## WHAT YOU WILL DO
Present the data once more in exactly its original form.

## THE INPUT
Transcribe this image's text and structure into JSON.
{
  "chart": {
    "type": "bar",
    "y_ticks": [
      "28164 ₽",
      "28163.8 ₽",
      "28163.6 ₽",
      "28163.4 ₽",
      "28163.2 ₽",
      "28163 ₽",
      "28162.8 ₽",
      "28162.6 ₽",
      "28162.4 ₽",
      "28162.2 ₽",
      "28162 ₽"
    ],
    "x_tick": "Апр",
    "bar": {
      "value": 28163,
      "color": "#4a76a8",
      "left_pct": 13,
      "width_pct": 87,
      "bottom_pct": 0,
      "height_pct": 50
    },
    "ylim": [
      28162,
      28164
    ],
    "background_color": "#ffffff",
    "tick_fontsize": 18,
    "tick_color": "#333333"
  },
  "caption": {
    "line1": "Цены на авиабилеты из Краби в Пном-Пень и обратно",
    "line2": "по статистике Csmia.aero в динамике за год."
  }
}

## RESPONSE FOR THIS EXERCISE
Transcribe this image's text and structure into JSON.
{
  "chart": {
    "type": "bar",
    "y_ticks": [
      "28164 ₽",
      "28163.8 ₽",
      "28163.6 ₽",
      "28163.4 ₽",
      "28163.2 ₽",
      "28163 ₽",
      "28162.8 ₽",
      "28162.6 ₽",
      "28162.4 ₽",
      "28162.2 ₽",
      "28162 ₽"
    ],
    "x_tick": "Апр",
    "bar": {
      "value": 28163,
      "color": "#4a76a8",
      "left_pct": 13,
      "width_pct": 87,
      "bottom_pct": 0,
      "height_pct": 50
    },
    "ylim": [
      28162,
      28164
    ],
    "background_color": "#ffffff",
    "tick_fontsize": 18,
    "tick_color": "#333333"
  },
  "caption": {
    "line1": "Цены на авиабилеты из Краби в Пном-Пень и обратно",
    "line2": "по статистике Csmia.aero в динамике за год."
  }
}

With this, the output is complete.